The problem:
Duplicate each of the following entries line for line, keeping every character as it appears.

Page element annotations
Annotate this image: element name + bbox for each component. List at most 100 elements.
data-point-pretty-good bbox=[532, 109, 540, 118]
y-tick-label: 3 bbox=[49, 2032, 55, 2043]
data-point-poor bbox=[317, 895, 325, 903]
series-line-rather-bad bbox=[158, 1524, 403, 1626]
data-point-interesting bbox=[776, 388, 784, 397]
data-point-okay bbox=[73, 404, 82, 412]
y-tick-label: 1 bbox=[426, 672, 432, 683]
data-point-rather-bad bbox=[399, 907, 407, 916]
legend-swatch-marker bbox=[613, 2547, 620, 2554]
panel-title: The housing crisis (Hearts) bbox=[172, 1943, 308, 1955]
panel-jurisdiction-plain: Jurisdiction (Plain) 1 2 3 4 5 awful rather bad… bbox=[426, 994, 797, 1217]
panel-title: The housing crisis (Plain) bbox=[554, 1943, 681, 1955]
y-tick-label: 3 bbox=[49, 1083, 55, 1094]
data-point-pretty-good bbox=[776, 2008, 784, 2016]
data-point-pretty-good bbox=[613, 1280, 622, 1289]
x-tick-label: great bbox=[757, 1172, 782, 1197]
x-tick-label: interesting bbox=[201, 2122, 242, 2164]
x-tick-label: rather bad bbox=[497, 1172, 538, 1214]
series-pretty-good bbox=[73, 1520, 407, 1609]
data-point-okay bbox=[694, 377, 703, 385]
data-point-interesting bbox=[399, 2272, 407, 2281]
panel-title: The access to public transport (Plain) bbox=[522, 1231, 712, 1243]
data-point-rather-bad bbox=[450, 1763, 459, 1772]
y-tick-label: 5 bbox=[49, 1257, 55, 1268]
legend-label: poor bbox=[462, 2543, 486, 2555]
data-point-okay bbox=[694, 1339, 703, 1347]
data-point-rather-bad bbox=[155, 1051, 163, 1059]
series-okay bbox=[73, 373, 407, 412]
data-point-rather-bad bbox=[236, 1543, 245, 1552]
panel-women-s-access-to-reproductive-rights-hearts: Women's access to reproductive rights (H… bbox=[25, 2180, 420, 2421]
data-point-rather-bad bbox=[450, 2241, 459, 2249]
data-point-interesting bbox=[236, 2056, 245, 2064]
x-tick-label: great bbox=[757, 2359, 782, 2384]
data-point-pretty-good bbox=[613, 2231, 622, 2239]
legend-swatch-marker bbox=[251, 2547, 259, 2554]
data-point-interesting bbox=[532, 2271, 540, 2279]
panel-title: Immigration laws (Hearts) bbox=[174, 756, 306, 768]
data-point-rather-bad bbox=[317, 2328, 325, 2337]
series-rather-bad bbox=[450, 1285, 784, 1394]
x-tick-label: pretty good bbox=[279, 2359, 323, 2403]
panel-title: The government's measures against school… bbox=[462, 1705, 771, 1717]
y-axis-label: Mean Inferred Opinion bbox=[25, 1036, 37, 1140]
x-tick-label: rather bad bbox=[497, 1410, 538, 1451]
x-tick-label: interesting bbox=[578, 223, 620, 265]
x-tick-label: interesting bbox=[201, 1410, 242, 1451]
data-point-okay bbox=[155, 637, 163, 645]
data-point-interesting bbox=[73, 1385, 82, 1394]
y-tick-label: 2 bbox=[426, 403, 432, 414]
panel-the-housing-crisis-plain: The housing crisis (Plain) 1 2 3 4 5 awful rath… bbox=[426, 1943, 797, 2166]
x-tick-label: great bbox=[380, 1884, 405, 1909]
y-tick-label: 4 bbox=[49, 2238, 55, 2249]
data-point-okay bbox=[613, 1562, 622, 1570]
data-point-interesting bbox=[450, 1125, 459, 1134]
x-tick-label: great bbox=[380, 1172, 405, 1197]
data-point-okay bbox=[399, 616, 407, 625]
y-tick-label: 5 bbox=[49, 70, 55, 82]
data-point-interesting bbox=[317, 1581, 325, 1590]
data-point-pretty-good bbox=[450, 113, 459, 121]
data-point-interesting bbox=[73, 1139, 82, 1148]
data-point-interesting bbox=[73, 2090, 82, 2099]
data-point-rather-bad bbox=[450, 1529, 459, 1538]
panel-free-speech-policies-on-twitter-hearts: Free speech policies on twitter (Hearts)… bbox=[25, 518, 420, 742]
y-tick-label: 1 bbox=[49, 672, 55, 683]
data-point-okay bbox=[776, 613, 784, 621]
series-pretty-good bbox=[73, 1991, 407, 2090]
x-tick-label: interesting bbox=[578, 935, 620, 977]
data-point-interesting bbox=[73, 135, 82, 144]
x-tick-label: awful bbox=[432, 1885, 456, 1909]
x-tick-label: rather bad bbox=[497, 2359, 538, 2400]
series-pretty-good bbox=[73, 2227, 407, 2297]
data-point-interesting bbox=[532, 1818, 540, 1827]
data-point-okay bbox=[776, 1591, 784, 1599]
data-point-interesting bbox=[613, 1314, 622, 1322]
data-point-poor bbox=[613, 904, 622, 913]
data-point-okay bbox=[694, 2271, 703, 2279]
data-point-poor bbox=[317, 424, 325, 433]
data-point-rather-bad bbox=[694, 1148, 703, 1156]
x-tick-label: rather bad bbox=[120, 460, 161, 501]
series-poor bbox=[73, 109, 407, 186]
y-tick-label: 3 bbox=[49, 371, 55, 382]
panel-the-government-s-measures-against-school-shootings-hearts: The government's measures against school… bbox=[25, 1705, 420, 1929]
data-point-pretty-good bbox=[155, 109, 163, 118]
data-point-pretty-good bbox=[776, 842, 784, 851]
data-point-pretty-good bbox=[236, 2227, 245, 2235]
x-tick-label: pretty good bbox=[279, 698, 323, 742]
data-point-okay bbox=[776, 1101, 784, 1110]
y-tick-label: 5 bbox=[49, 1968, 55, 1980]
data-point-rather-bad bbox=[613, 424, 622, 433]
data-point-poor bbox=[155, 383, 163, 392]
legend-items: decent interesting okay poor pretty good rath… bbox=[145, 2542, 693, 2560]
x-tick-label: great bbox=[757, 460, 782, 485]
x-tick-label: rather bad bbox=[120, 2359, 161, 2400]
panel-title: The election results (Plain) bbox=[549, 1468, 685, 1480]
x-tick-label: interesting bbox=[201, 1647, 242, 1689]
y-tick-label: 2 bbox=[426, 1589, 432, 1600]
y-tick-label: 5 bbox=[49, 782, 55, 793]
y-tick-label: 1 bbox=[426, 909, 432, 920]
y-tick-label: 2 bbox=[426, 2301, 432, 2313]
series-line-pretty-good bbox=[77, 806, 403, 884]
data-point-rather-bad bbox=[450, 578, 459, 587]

Complete output:
Annotate this image: element name + bbox for each component. List at most 100 elements.
data-point-pretty-good bbox=[532, 109, 540, 118]
y-tick-label: 3 bbox=[49, 2032, 55, 2043]
data-point-poor bbox=[317, 895, 325, 903]
series-line-rather-bad bbox=[158, 1524, 403, 1626]
data-point-interesting bbox=[776, 388, 784, 397]
data-point-okay bbox=[73, 404, 82, 412]
y-tick-label: 1 bbox=[426, 672, 432, 683]
data-point-rather-bad bbox=[399, 907, 407, 916]
legend-swatch-marker bbox=[613, 2547, 620, 2554]
panel-title: The housing crisis (Hearts) bbox=[172, 1943, 308, 1955]
panel-jurisdiction-plain: Jurisdiction (Plain) 1 2 3 4 5 awful rather bad… bbox=[426, 994, 797, 1217]
panel-title: The housing crisis (Plain) bbox=[554, 1943, 681, 1955]
y-tick-label: 3 bbox=[49, 1083, 55, 1094]
data-point-pretty-good bbox=[776, 2008, 784, 2016]
data-point-pretty-good bbox=[613, 1280, 622, 1289]
x-tick-label: great bbox=[757, 1172, 782, 1197]
x-tick-label: interesting bbox=[201, 2122, 242, 2164]
x-tick-label: rather bad bbox=[497, 1172, 538, 1214]
series-pretty-good bbox=[73, 1520, 407, 1609]
data-point-okay bbox=[694, 377, 703, 385]
data-point-interesting bbox=[399, 2272, 407, 2281]
panel-title: The access to public transport (Plain) bbox=[522, 1231, 712, 1243]
data-point-rather-bad bbox=[450, 1763, 459, 1772]
y-tick-label: 5 bbox=[49, 1257, 55, 1268]
legend-label: poor bbox=[462, 2543, 486, 2555]
data-point-okay bbox=[694, 1339, 703, 1347]
data-point-rather-bad bbox=[155, 1051, 163, 1059]
series-okay bbox=[73, 373, 407, 412]
data-point-rather-bad bbox=[236, 1543, 245, 1552]
panel-women-s-access-to-reproductive-rights-hearts: Women's access to reproductive rights (H… bbox=[25, 2180, 420, 2421]
data-point-rather-bad bbox=[450, 2241, 459, 2249]
data-point-interesting bbox=[236, 2056, 245, 2064]
x-tick-label: great bbox=[757, 2359, 782, 2384]
data-point-pretty-good bbox=[613, 2231, 622, 2239]
legend-swatch-marker bbox=[251, 2547, 259, 2554]
data-point-interesting bbox=[532, 2271, 540, 2279]
panel-title: Immigration laws (Hearts) bbox=[174, 756, 306, 768]
data-point-rather-bad bbox=[317, 2328, 325, 2337]
series-rather-bad bbox=[450, 1285, 784, 1394]
x-tick-label: pretty good bbox=[279, 2359, 323, 2403]
panel-title: The government's measures against school… bbox=[462, 1705, 771, 1717]
y-axis-label: Mean Inferred Opinion bbox=[25, 1036, 37, 1140]
x-tick-label: rather bad bbox=[497, 1410, 538, 1451]
x-tick-label: interesting bbox=[578, 223, 620, 265]
x-tick-label: interesting bbox=[201, 1410, 242, 1451]
data-point-okay bbox=[155, 637, 163, 645]
data-point-interesting bbox=[73, 1385, 82, 1394]
y-tick-label: 2 bbox=[426, 403, 432, 414]
panel-the-housing-crisis-plain: The housing crisis (Plain) 1 2 3 4 5 awful rath… bbox=[426, 1943, 797, 2166]
x-tick-label: great bbox=[380, 1884, 405, 1909]
y-tick-label: 4 bbox=[49, 2238, 55, 2249]
data-point-okay bbox=[613, 1562, 622, 1570]
data-point-interesting bbox=[450, 1125, 459, 1134]
x-tick-label: great bbox=[380, 1172, 405, 1197]
data-point-okay bbox=[399, 616, 407, 625]
y-tick-label: 5 bbox=[49, 70, 55, 82]
data-point-interesting bbox=[317, 1581, 325, 1590]
data-point-pretty-good bbox=[450, 113, 459, 121]
data-point-interesting bbox=[73, 1139, 82, 1148]
data-point-interesting bbox=[73, 2090, 82, 2099]
data-point-rather-bad bbox=[450, 1529, 459, 1538]
panel-free-speech-policies-on-twitter-hearts: Free speech policies on twitter (Hearts)… bbox=[25, 518, 420, 742]
y-tick-label: 1 bbox=[49, 672, 55, 683]
data-point-okay bbox=[776, 613, 784, 621]
series-pretty-good bbox=[73, 1991, 407, 2090]
x-tick-label: interesting bbox=[578, 935, 620, 977]
data-point-interesting bbox=[73, 135, 82, 144]
x-tick-label: awful bbox=[432, 1885, 456, 1909]
x-tick-label: rather bad bbox=[497, 2359, 538, 2400]
series-pretty-good bbox=[73, 2227, 407, 2297]
data-point-interesting bbox=[532, 1818, 540, 1827]
data-point-okay bbox=[776, 1591, 784, 1599]
data-point-interesting bbox=[613, 1314, 622, 1322]
data-point-poor bbox=[613, 904, 622, 913]
data-point-okay bbox=[694, 2271, 703, 2279]
data-point-poor bbox=[317, 424, 325, 433]
data-point-rather-bad bbox=[694, 1148, 703, 1156]
x-tick-label: rather bad bbox=[120, 460, 161, 501]
series-poor bbox=[73, 109, 407, 186]
y-tick-label: 3 bbox=[49, 371, 55, 382]
panel-the-government-s-measures-against-school-shootings-hearts: The government's measures against school… bbox=[25, 1705, 420, 1929]
data-point-pretty-good bbox=[155, 109, 163, 118]
data-point-pretty-good bbox=[776, 842, 784, 851]
data-point-pretty-good bbox=[236, 2227, 245, 2235]
x-tick-label: pretty good bbox=[279, 698, 323, 742]
data-point-okay bbox=[776, 1101, 784, 1110]
y-tick-label: 5 bbox=[49, 1968, 55, 1980]
data-point-rather-bad bbox=[613, 424, 622, 433]
data-point-poor bbox=[155, 383, 163, 392]
legend-items: decent interesting okay poor pretty good rath… bbox=[145, 2542, 693, 2560]
x-tick-label: great bbox=[757, 460, 782, 485]
x-tick-label: rather bad bbox=[120, 2359, 161, 2400]
panel-title: The election results (Plain) bbox=[549, 1468, 685, 1480]
x-tick-label: interesting bbox=[201, 1647, 242, 1689]
y-tick-label: 2 bbox=[426, 1589, 432, 1600]
y-tick-label: 5 bbox=[49, 782, 55, 793]
y-tick-label: 1 bbox=[426, 909, 432, 920]
y-tick-label: 2 bbox=[426, 2301, 432, 2313]
series-line-pretty-good bbox=[77, 806, 403, 884]
data-point-rather-bad bbox=[450, 578, 459, 587]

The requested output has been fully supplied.